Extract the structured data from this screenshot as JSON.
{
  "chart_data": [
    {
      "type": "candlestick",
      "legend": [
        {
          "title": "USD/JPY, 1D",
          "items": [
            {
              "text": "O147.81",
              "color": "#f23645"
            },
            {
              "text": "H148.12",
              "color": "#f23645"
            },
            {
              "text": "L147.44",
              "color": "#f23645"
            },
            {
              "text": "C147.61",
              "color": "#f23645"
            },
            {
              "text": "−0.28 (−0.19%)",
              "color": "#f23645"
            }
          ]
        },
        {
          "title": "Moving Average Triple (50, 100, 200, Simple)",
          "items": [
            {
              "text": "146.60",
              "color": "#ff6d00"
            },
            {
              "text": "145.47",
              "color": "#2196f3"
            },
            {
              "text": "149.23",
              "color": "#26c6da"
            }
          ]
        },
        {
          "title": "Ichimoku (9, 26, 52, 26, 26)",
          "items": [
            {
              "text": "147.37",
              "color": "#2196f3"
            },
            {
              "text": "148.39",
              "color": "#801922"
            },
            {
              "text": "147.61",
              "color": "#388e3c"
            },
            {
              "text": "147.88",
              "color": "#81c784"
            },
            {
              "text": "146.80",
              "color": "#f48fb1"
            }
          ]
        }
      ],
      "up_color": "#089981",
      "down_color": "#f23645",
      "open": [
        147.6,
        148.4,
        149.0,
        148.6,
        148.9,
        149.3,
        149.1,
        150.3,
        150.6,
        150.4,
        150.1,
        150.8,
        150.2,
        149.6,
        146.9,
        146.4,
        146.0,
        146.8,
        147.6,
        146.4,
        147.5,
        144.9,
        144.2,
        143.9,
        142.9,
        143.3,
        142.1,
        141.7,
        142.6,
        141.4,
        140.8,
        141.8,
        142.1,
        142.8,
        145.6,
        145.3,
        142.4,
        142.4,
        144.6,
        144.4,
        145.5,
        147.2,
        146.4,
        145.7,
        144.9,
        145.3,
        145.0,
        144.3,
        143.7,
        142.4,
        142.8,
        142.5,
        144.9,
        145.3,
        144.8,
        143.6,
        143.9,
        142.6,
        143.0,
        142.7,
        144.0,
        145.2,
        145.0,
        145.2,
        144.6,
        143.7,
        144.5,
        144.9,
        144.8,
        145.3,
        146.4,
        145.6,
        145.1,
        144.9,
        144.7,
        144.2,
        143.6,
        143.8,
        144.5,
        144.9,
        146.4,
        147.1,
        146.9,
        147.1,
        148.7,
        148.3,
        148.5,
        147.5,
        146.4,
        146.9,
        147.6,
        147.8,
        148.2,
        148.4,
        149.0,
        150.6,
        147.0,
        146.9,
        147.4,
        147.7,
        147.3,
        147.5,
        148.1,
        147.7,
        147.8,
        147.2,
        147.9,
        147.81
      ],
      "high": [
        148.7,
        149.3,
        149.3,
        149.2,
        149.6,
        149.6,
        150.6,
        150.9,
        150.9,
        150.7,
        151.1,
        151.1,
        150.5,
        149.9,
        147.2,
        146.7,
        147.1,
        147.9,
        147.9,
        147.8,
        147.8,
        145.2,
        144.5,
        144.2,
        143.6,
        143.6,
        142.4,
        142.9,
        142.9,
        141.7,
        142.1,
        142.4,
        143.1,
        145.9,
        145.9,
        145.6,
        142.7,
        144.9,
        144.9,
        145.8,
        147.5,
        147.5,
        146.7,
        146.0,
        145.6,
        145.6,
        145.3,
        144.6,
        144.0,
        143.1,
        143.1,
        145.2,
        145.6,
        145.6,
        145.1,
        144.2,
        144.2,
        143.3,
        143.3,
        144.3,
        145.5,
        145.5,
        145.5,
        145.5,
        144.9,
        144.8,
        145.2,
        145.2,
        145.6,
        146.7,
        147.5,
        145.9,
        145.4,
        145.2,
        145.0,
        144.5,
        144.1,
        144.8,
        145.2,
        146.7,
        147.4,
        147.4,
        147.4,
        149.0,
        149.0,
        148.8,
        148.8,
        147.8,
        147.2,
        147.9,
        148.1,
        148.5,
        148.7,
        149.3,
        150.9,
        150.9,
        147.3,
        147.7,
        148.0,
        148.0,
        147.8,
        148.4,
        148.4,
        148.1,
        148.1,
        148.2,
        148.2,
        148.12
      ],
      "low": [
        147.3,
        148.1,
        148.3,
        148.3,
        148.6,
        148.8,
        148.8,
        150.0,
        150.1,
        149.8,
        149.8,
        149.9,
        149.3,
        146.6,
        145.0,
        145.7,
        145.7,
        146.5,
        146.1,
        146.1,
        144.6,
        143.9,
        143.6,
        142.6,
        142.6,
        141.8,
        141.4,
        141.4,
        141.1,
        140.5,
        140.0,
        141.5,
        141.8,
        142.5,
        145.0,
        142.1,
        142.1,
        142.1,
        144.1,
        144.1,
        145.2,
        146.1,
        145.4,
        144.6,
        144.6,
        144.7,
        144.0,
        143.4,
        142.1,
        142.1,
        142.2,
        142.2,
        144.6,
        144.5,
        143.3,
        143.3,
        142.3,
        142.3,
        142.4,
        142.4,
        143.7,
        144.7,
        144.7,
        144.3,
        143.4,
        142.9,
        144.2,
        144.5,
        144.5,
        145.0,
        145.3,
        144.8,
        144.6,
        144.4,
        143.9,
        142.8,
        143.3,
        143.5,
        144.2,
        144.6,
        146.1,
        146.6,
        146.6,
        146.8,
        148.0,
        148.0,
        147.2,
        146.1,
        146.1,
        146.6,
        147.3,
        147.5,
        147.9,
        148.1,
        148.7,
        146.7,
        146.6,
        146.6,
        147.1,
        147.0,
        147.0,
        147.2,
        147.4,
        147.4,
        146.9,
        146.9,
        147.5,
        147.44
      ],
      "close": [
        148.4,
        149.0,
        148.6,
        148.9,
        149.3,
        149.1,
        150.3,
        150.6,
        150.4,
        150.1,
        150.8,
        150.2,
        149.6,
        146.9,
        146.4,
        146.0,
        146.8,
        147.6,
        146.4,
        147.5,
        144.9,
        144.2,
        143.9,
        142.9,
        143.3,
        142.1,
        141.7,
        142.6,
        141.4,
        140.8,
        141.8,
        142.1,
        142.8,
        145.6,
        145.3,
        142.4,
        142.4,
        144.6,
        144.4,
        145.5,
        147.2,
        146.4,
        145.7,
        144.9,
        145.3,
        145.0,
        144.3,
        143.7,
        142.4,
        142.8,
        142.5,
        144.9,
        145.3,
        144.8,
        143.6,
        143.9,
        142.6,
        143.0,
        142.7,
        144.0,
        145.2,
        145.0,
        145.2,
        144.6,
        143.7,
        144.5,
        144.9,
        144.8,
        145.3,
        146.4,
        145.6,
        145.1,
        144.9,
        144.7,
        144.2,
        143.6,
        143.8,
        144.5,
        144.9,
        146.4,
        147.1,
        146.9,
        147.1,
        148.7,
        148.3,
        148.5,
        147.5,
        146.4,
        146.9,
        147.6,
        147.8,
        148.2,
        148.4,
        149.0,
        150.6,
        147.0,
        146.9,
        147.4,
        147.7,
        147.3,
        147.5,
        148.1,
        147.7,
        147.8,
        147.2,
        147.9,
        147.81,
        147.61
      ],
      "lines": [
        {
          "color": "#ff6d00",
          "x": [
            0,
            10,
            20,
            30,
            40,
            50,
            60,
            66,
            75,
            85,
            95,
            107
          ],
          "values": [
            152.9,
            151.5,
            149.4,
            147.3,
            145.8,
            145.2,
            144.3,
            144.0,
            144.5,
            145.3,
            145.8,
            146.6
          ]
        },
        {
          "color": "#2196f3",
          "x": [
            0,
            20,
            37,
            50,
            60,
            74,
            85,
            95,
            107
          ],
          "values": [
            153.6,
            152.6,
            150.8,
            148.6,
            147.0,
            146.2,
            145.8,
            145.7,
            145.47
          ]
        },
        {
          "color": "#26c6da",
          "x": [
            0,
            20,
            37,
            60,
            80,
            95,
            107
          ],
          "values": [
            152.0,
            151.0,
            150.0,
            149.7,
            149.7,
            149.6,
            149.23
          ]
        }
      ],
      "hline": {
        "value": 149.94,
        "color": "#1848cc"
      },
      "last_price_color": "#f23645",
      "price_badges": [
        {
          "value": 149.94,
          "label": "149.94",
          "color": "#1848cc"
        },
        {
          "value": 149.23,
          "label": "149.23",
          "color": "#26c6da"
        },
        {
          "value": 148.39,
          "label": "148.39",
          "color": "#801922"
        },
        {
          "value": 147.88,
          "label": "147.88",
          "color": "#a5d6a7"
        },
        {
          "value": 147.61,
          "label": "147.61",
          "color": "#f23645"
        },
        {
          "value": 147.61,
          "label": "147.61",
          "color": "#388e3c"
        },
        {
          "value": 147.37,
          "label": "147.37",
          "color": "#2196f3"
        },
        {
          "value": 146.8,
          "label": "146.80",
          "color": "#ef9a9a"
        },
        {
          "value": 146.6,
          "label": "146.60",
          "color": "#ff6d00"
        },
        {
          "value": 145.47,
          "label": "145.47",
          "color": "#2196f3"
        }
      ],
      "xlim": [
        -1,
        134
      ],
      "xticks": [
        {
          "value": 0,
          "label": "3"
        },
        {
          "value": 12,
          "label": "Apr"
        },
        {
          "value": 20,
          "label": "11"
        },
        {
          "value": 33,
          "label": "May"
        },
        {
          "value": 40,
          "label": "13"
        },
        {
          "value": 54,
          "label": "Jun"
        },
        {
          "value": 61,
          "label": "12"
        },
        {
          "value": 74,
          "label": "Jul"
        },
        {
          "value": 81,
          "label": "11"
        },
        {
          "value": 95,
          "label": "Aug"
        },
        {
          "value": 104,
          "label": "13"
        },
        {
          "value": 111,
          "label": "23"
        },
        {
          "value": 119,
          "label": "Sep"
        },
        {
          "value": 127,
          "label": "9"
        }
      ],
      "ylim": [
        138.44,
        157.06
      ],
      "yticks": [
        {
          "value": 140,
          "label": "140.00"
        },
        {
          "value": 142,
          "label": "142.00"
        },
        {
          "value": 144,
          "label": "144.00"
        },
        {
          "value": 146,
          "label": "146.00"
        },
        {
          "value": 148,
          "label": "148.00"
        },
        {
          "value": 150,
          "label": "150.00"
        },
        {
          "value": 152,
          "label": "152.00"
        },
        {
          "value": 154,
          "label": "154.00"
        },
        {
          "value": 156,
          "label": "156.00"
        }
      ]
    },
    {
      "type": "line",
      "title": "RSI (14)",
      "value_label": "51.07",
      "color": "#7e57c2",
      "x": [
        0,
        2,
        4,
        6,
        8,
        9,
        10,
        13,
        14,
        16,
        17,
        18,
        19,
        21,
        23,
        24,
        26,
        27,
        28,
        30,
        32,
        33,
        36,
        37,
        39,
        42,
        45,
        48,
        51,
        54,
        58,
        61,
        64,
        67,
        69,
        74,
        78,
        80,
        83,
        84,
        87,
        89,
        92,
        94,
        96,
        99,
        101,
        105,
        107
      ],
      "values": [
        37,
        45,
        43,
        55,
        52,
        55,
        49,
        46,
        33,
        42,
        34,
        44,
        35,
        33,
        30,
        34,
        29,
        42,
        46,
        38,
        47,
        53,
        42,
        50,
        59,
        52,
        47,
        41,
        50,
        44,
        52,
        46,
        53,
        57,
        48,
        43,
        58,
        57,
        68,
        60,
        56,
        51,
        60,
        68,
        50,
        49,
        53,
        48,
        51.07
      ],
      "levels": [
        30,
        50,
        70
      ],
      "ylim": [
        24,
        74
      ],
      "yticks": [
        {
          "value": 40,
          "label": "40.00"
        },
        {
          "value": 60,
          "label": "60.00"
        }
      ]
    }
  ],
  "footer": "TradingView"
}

━━━━━━━━━━━━━━━━━━━━

_TASK TO CARRY OUT:_ How many of the lines above include the string "title"? Answer with the number only.

_EXPECTED OUTPUT:_ 4